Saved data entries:

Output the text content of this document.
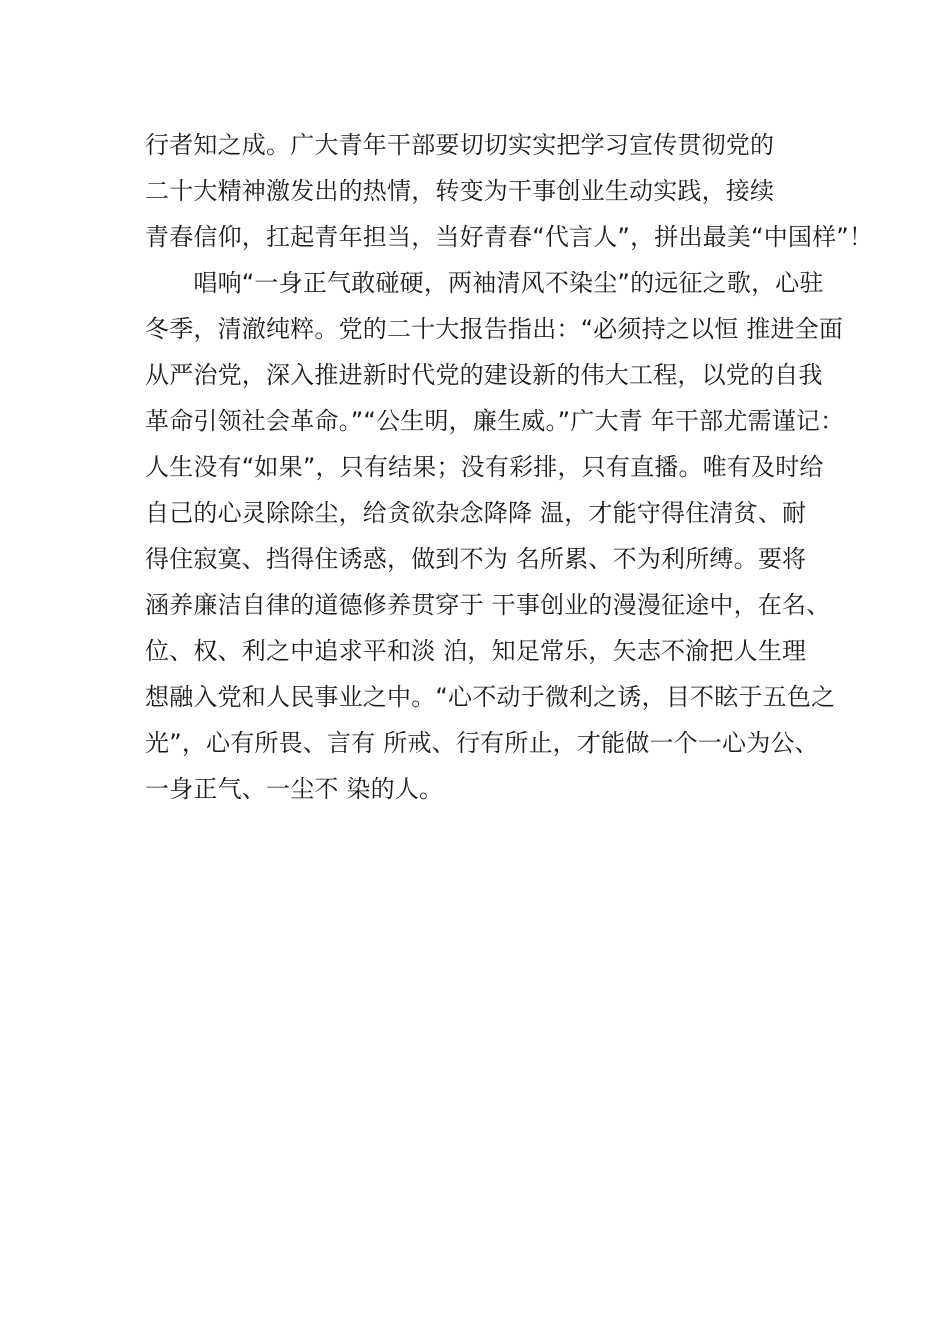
行者知之成。广大青年干部要切切实实把学习宣传贯彻党的
二十大精神激发出的热情，转变为干事创业生动实践，接续
青春信仰，扛起青年担当，当好青春“代言人”，拼出最美“中国样”！
　　唱响“一身正气敢碰硬，两袖清风不染尘”的远征之歌，心驻
冬季，清澈纯粹。党的二十大报告指出：“必须持之以恒 推进全面
从严治党，深入推进新时代党的建设新的伟大工程，以党的自我
革命引领社会革命。”“公生明，廉生威。”广大青 年干部尤需谨记：
人生没有“如果”，只有结果；没有彩排，只有直播。唯有及时给
自己的心灵除除尘，给贪欲杂念降降 温，才能守得住清贫、耐
得住寂寞、挡得住诱惑，做到不为 名所累、不为利所缚。要将
涵养廉洁自律的道德修养贯穿于 干事创业的漫漫征途中，在名、
位、权、利之中追求平和淡 泊，知足常乐，矢志不渝把人生理
想融入党和人民事业之中。“心不动于微利之诱，目不眩于五色之
光”，心有所畏、言有 所戒、行有所止，才能做一个一心为公、
一身正气、一尘不 染的人。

INSTRUCTIONS FOR THE TASK: Transcribe the listing above verbatim. Omit the pictures.

ANSWER TO THE PROBLEM:
Output the text content of this document.
行者知之成。广大青年干部要切切实实把学习宣传贯彻党的
二十大精神激发出的热情，转变为干事创业生动实践，接续
青春信仰，扛起青年担当，当好青春“代言人”，拼出最美“中国样”！
　　唱响“一身正气敢碰硬，两袖清风不染尘”的远征之歌，心驻
冬季，清澈纯粹。党的二十大报告指出：“必须持之以恒 推进全面
从严治党，深入推进新时代党的建设新的伟大工程，以党的自我
革命引领社会革命。”“公生明，廉生威。”广大青 年干部尤需谨记：
人生没有“如果”，只有结果；没有彩排，只有直播。唯有及时给
自己的心灵除除尘，给贪欲杂念降降 温，才能守得住清贫、耐
得住寂寞、挡得住诱惑，做到不为 名所累、不为利所缚。要将
涵养廉洁自律的道德修养贯穿于 干事创业的漫漫征途中，在名、
位、权、利之中追求平和淡 泊，知足常乐，矢志不渝把人生理
想融入党和人民事业之中。“心不动于微利之诱，目不眩于五色之
光”，心有所畏、言有 所戒、行有所止，才能做一个一心为公、
一身正气、一尘不 染的人。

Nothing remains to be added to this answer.